» SHORT EXERCISE
Quote all of the data that follows exactly as written, skipping the images.

# # #

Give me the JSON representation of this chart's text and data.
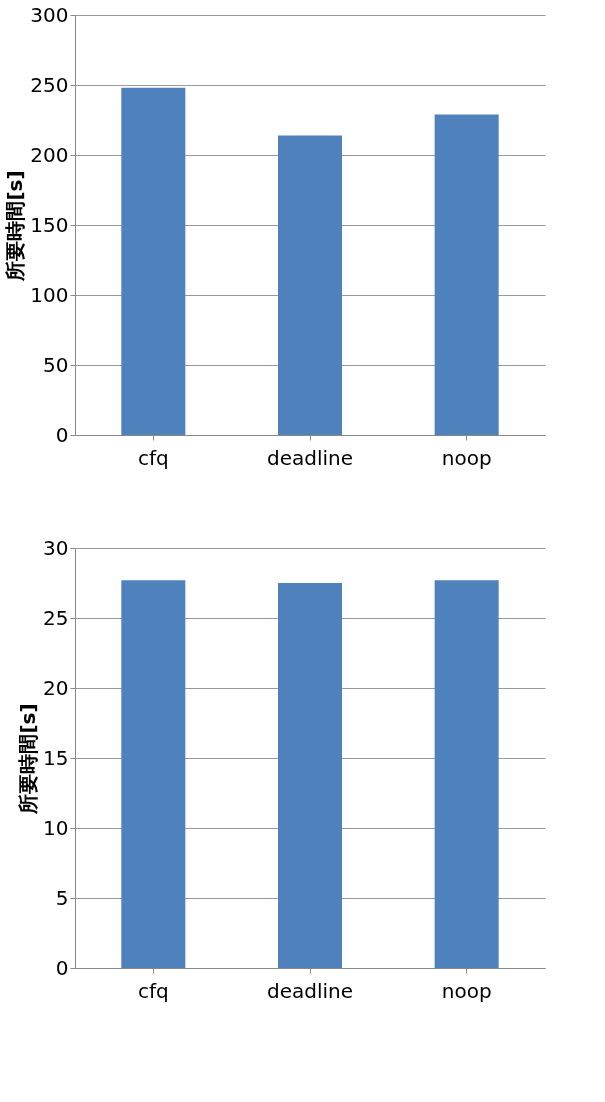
{
  "chart_data": [
    {
      "type": "bar",
      "ylabel": "所要時間[s]",
      "categories": [
        "cfq",
        "deadline",
        "noop"
      ],
      "series": [
        {
          "color": "#4f81bd",
          "values": [
            248,
            214,
            229
          ]
        }
      ],
      "ylim": [
        0,
        300
      ],
      "yticks": [
        0,
        50,
        100,
        150,
        200,
        250,
        300
      ],
      "grid": "y"
    },
    {
      "type": "bar",
      "ylabel": "所要時間[s]",
      "categories": [
        "cfq",
        "deadline",
        "noop"
      ],
      "series": [
        {
          "color": "#4f81bd",
          "values": [
            27.7,
            27.5,
            27.7
          ]
        }
      ],
      "ylim": [
        0,
        30
      ],
      "yticks": [
        0,
        5,
        10,
        15,
        20,
        25,
        30
      ],
      "grid": "y"
    }
  ]
}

# # #

» WORKED ANSWER
Give me the JSON representation of this chart's text and data.
{
  "chart_data": [
    {
      "type": "bar",
      "ylabel": "所要時間[s]",
      "categories": [
        "cfq",
        "deadline",
        "noop"
      ],
      "series": [
        {
          "color": "#4f81bd",
          "values": [
            248,
            214,
            229
          ]
        }
      ],
      "ylim": [
        0,
        300
      ],
      "yticks": [
        0,
        50,
        100,
        150,
        200,
        250,
        300
      ],
      "grid": "y"
    },
    {
      "type": "bar",
      "ylabel": "所要時間[s]",
      "categories": [
        "cfq",
        "deadline",
        "noop"
      ],
      "series": [
        {
          "color": "#4f81bd",
          "values": [
            27.7,
            27.5,
            27.7
          ]
        }
      ],
      "ylim": [
        0,
        30
      ],
      "yticks": [
        0,
        5,
        10,
        15,
        20,
        25,
        30
      ],
      "grid": "y"
    }
  ]
}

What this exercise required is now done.